----- LISTING -----

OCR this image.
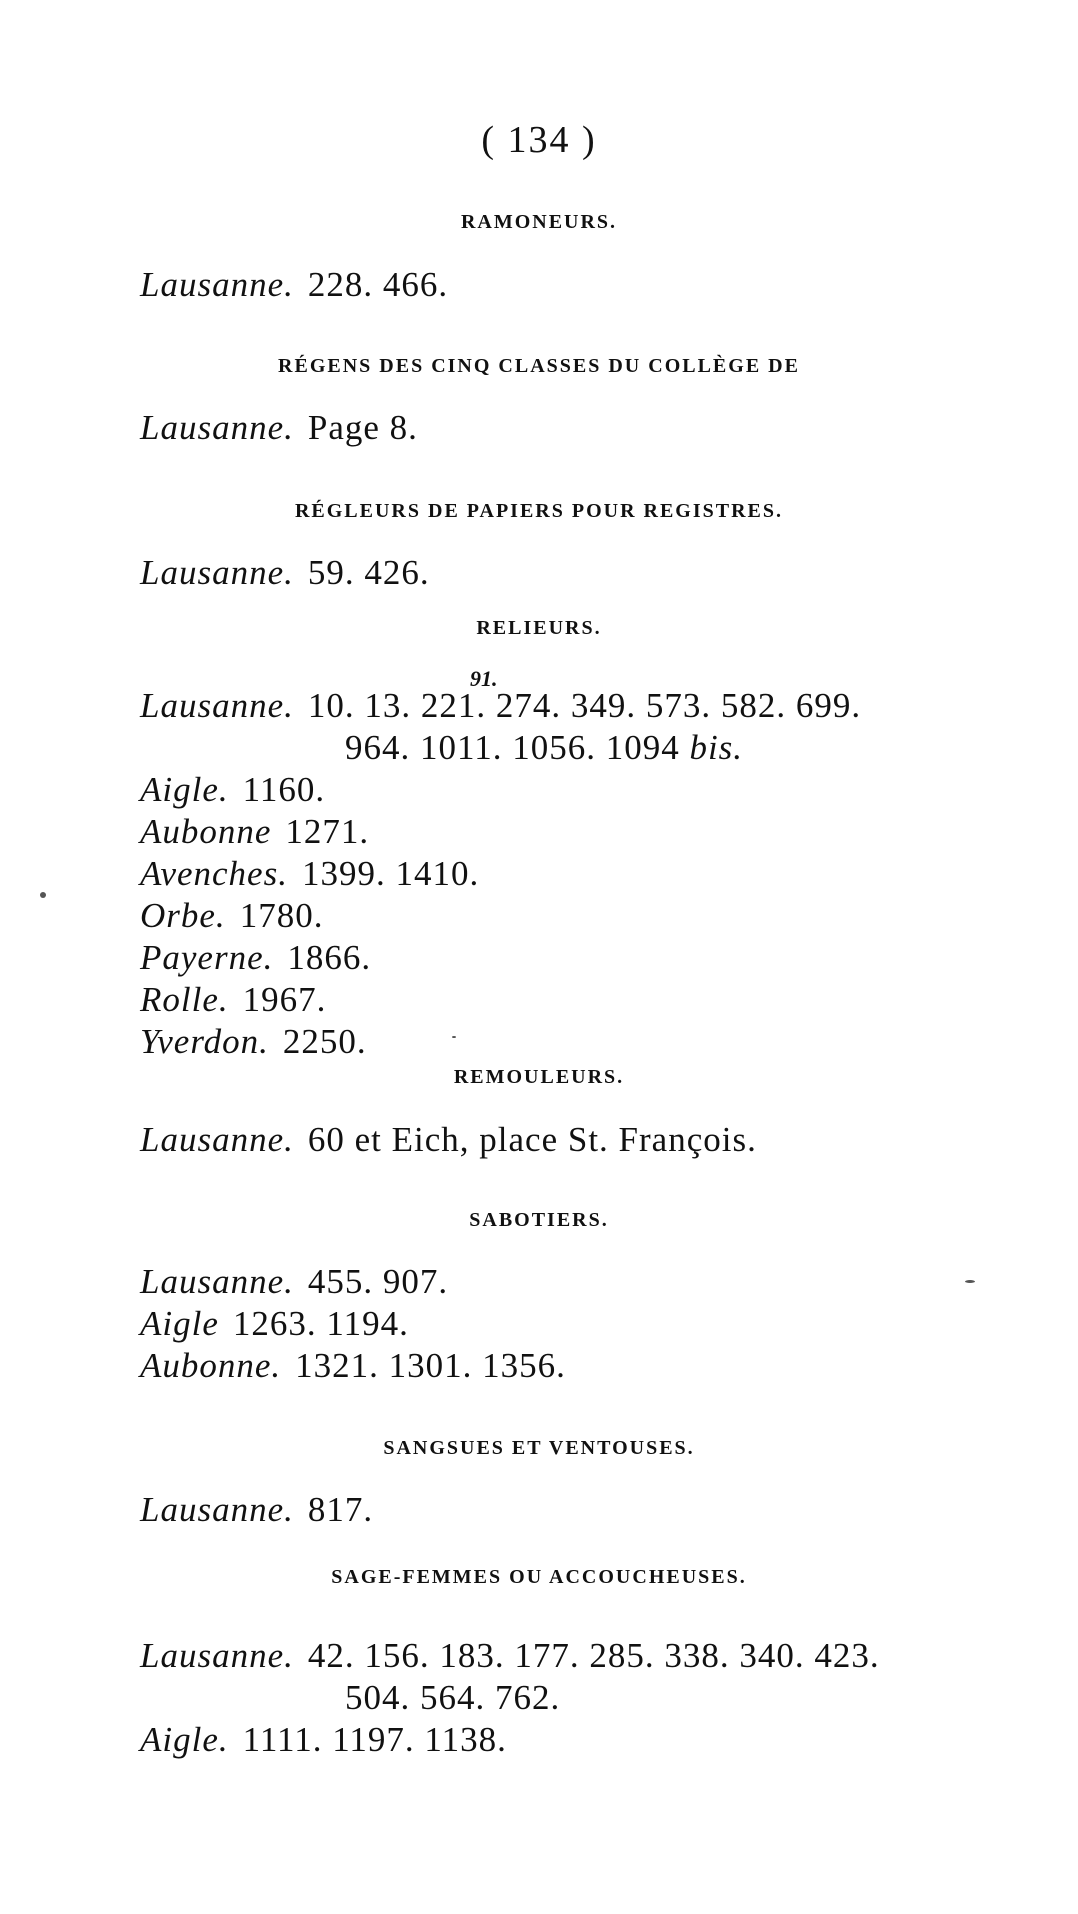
( 134 )
RAMONEURS.
Lausanne. 228. 466.
RÉGENS DES CINQ CLASSES DU COLLÈGE DE
Lausanne. Page 8.
RÉGLEURS DE PAPIERS POUR REGISTRES.
Lausanne. 59. 426.
RELIEURS.
91.
Lausanne. 10. 13. 221. 274. 349. 573. 582. 699.
964. 1011. 1056. 1094 bis.
Aigle. 1160.
Aubonne 1271.
Avenches. 1399. 1410.
Orbe. 1780.
Payerne. 1866.
Rolle. 1967.
Yverdon. 2250.
REMOULEURS.
Lausanne. 60 et Eich, place St. François.
SABOTIERS.
Lausanne. 455. 907.
Aigle 1263. 1194.
Aubonne. 1321. 1301. 1356.
SANGSUES ET VENTOUSES.
Lausanne. 817.
SAGE-FEMMES OU ACCOUCHEUSES.
Lausanne. 42. 156. 183. 177. 285. 338. 340. 423.
504. 564. 762.
Aigle. 1111. 1197. 1138.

-----

- **DIRECTIONS**
Find the lines above that include the string "Lausanne" and copy them.

- **FULL ANSWER**
Lausanne. 228. 466.
Lausanne. Page 8.
Lausanne. 59. 426.
Lausanne. 10. 13. 221. 274. 349. 573. 582. 699.
Lausanne. 60 et Eich, place St. François.
Lausanne. 455. 907.
Lausanne. 817.
Lausanne. 42. 156. 183. 177. 285. 338. 340. 423.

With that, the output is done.